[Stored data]
* * * *

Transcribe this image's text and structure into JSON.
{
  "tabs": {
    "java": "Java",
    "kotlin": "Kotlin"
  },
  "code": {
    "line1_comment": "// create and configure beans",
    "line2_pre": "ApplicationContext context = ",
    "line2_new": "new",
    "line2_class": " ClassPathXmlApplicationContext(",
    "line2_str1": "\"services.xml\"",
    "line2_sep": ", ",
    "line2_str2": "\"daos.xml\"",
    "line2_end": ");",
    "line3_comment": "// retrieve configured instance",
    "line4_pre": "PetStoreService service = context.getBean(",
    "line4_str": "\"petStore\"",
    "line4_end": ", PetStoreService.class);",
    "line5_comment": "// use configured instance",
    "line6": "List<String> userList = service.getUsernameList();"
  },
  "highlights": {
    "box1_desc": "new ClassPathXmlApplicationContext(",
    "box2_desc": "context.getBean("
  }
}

* * * *

Quote all the records. Keep every word exact.

→ **ANSWER BELOW**:
Transcribe this image's text and structure into JSON.
{
  "tabs": {
    "java": "Java",
    "kotlin": "Kotlin"
  },
  "code": {
    "line1_comment": "// create and configure beans",
    "line2_pre": "ApplicationContext context = ",
    "line2_new": "new",
    "line2_class": " ClassPathXmlApplicationContext(",
    "line2_str1": "\"services.xml\"",
    "line2_sep": ", ",
    "line2_str2": "\"daos.xml\"",
    "line2_end": ");",
    "line3_comment": "// retrieve configured instance",
    "line4_pre": "PetStoreService service = context.getBean(",
    "line4_str": "\"petStore\"",
    "line4_end": ", PetStoreService.class);",
    "line5_comment": "// use configured instance",
    "line6": "List<String> userList = service.getUsernameList();"
  },
  "highlights": {
    "box1_desc": "new ClassPathXmlApplicationContext(",
    "box2_desc": "context.getBean("
  }
}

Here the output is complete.